Some records:
>> START

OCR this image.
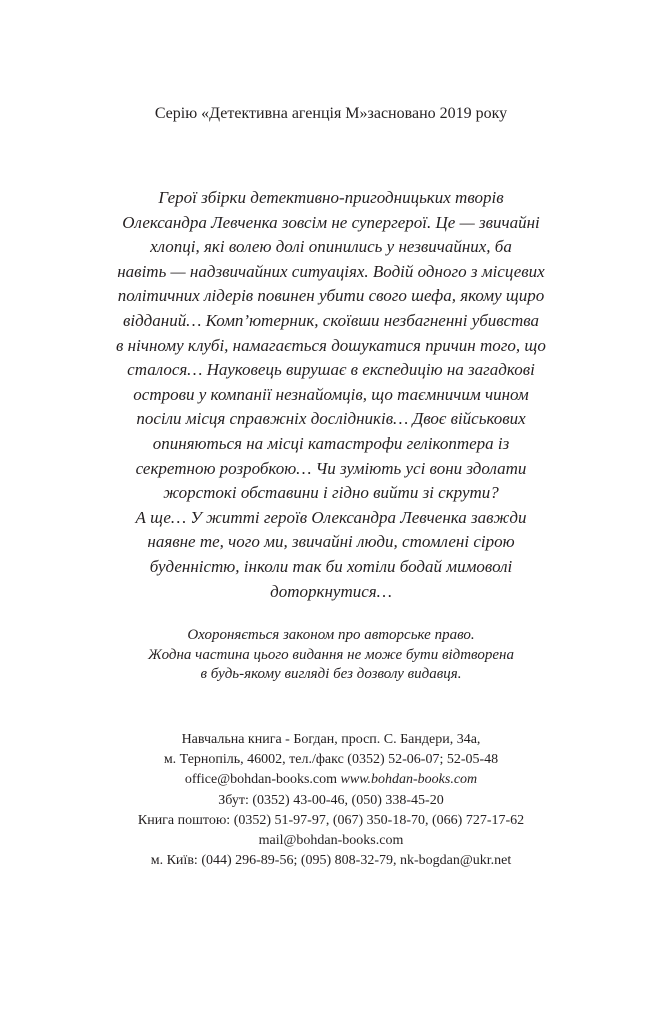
Серію «Детективна агенція М»засновано 2019 року
Герої збірки детективно-пригодницьких творів
Олександра Левченка зовсім не супергерої. Це — звичайні
хлопці, які волею долі опинились у незвичайних, ба
навіть — надзвичайних ситуаціях. Водій одного з місцевих
політичних лідерів повинен убити свого шефа, якому щиро
відданий… Комп’ютерник, скоївши незбагненні убивства
в нічному клубі, намагається дошукатися причин того, що
сталося… Науковець вирушає в експедицію на загадкові
острови у компанії незнайомців, що таємничим чином
посіли місця справжніх дослідників… Двоє військових
опиняються на місці катастрофи гелікоптера із
секретною розробкою… Чи зуміють усі вони здолати
жорстокі обставини і гідно вийти зі скрути?
А ще… У житті героїв Олександра Левченка завжди
наявне те, чого ми, звичайні люди, стомлені сірою
буденністю, інколи так би хотіли бодай мимоволі
доторкнутися…
Охороняється законом про авторське право.
Жодна частина цього видання не може бути відтворена
в будь-якому вигляді без дозволу видавця.
Навчальна книга - Богдан, просп. С. Бандери, 34а,
м. Тернопіль, 46002, тел./факс (0352) 52-06-07; 52-05-48
office@bohdan-books.com www.bohdan-books.com
Збут: (0352) 43-00-46, (050) 338-45-20
Книга поштою: (0352) 51-97-97, (067) 350-18-70, (066) 727-17-62
mail@bohdan-books.com
м. Київ: (044) 296-89-56; (095) 808-32-79, nk-bogdan@ukr.net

>> END

EXERCISE REQUIREMENTS:
Write out each line of the data exactly; the images should be left out.

SOLUTION TO THIS EXERCISE:
OCR this image.
Серію «Детективна агенція М»засновано 2019 року
Герої збірки детективно-пригодницьких творів
Олександра Левченка зовсім не супергерої. Це — звичайні
хлопці, які волею долі опинились у незвичайних, ба
навіть — надзвичайних ситуаціях. Водій одного з місцевих
політичних лідерів повинен убити свого шефа, якому щиро
відданий… Комп’ютерник, скоївши незбагненні убивства
в нічному клубі, намагається дошукатися причин того, що
сталося… Науковець вирушає в експедицію на загадкові
острови у компанії незнайомців, що таємничим чином
посіли місця справжніх дослідників… Двоє військових
опиняються на місці катастрофи гелікоптера із
секретною розробкою… Чи зуміють усі вони здолати
жорстокі обставини і гідно вийти зі скрути?
А ще… У житті героїв Олександра Левченка завжди
наявне те, чого ми, звичайні люди, стомлені сірою
буденністю, інколи так би хотіли бодай мимоволі
доторкнутися…
Охороняється законом про авторське право.
Жодна частина цього видання не може бути відтворена
в будь-якому вигляді без дозволу видавця.
Навчальна книга - Богдан, просп. С. Бандери, 34а,
м. Тернопіль, 46002, тел./факс (0352) 52-06-07; 52-05-48
office@bohdan-books.com www.bohdan-books.com
Збут: (0352) 43-00-46, (050) 338-45-20
Книга поштою: (0352) 51-97-97, (067) 350-18-70, (066) 727-17-62
mail@bohdan-books.com
м. Київ: (044) 296-89-56; (095) 808-32-79, nk-bogdan@ukr.net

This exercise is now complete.